**Goal:**
Scan the data below for the string "this". Copy every line where it appears.

**Exercise materials:**

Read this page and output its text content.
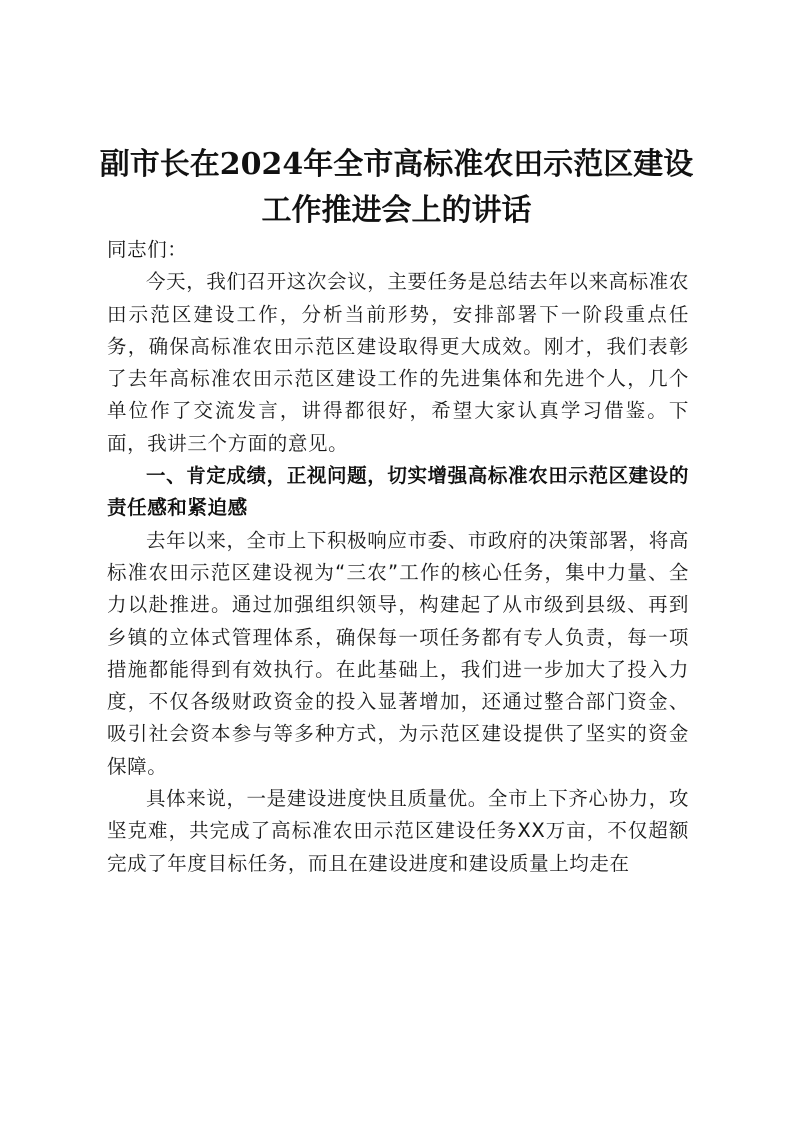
副市长在2024年全市高标准农田示范区建设
工作推进会上的讲话

同志们：

今天，我们召开这次会议，主要任务是总结去年以来高标准农田示范区建设工作，分析当前形势，安排部署下一阶段重点任务，确保高标准农田示范区建设取得更大成效。刚才，我们表彰了去年高标准农田示范区建设工作的先进集体和先进个人，几个单位作了交流发言，讲得都很好，希望大家认真学习借鉴。下面，我讲三个方面的意见。

一、肯定成绩，正视问题，切实增强高标准农田示范区建设的责任感和紧迫感

去年以来，全市上下积极响应市委、市政府的决策部署，将高标准农田示范区建设视为“三农”工作的核心任务，集中力量、全力以赴推进。通过加强组织领导，构建起了从市级到县级、再到乡镇的立体式管理体系，确保每一项任务都有专人负责，每一项措施都能得到有效执行。在此基础上，我们进一步加大了投入力度，不仅各级财政资金的投入显著增加，还通过整合部门资金、吸引社会资本参与等多种方式，为示范区建设提供了坚实的资金保障。

具体来说，一是建设进度快且质量优。全市上下齐心协力，攻坚克难，共完成了高标准农田示范区建设任务XX万亩，不仅超额完成了年度目标任务，而且在建设进度和建设质量上均走在
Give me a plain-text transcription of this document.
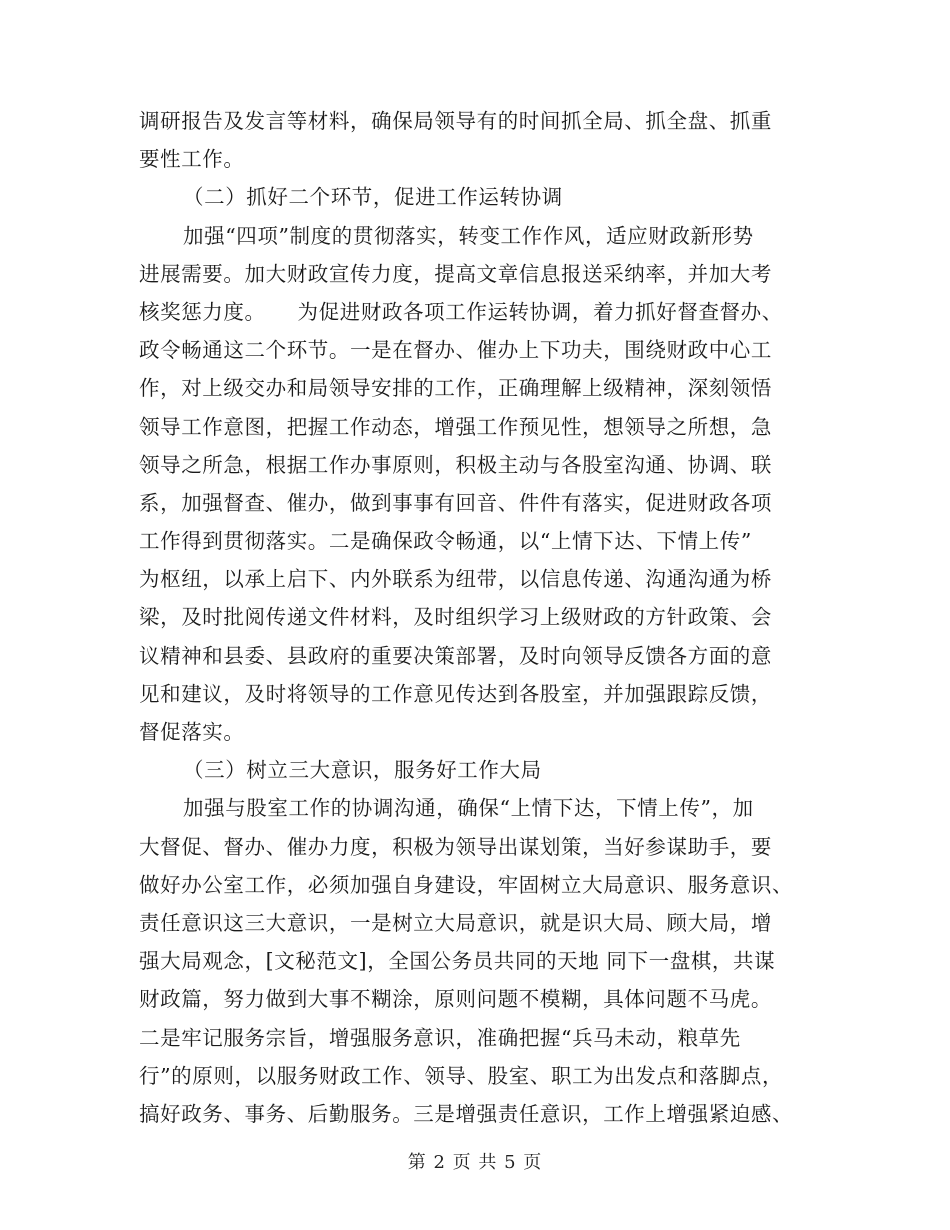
调研报告及发言等材料，确保局领导有的时间抓全局、抓全盘、抓重
要性工作。
（二）抓好二个环节，促进工作运转协调
加强“四项”制度的贯彻落实，转变工作作风，适应财政新形势
进展需要。加大财政宣传力度，提高文章信息报送采纳率，并加大考
核奖惩力度。　　为促进财政各项工作运转协调，着力抓好督查督办、
政令畅通这二个环节。一是在督办、催办上下功夫，围绕财政中心工
作，对上级交办和局领导安排的工作，正确理解上级精神，深刻领悟
领导工作意图，把握工作动态，增强工作预见性，想领导之所想，急
领导之所急，根据工作办事原则，积极主动与各股室沟通、协调、联
系，加强督查、催办，做到事事有回音、件件有落实，促进财政各项
工作得到贯彻落实。二是确保政令畅通，以“上情下达、下情上传”
为枢纽，以承上启下、内外联系为纽带，以信息传递、沟通沟通为桥
梁，及时批阅传递文件材料，及时组织学习上级财政的方针政策、会
议精神和县委、县政府的重要决策部署，及时向领导反馈各方面的意
见和建议，及时将领导的工作意见传达到各股室，并加强跟踪反馈，
督促落实。
（三）树立三大意识，服务好工作大局
加强与股室工作的协调沟通，确保“上情下达，下情上传”，加
大督促、督办、催办力度，积极为领导出谋划策，当好参谋助手，要
做好办公室工作，必须加强自身建设，牢固树立大局意识、服务意识、
责任意识这三大意识，一是树立大局意识，就是识大局、顾大局，增
强大局观念，[文秘范文]，全国公务员共同的天地 同下一盘棋，共谋
财政篇，努力做到大事不糊涂，原则问题不模糊，具体问题不马虎。
二是牢记服务宗旨，增强服务意识，准确把握“兵马未动，粮草先
行”的原则，以服务财政工作、领导、股室、职工为出发点和落脚点，
搞好政务、事务、后勤服务。三是增强责任意识，工作上增强紧迫感、
第 2 页 共 5 页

**Right answer:**
Read this page and output its text content.
Give me a plain-text transcription of this document.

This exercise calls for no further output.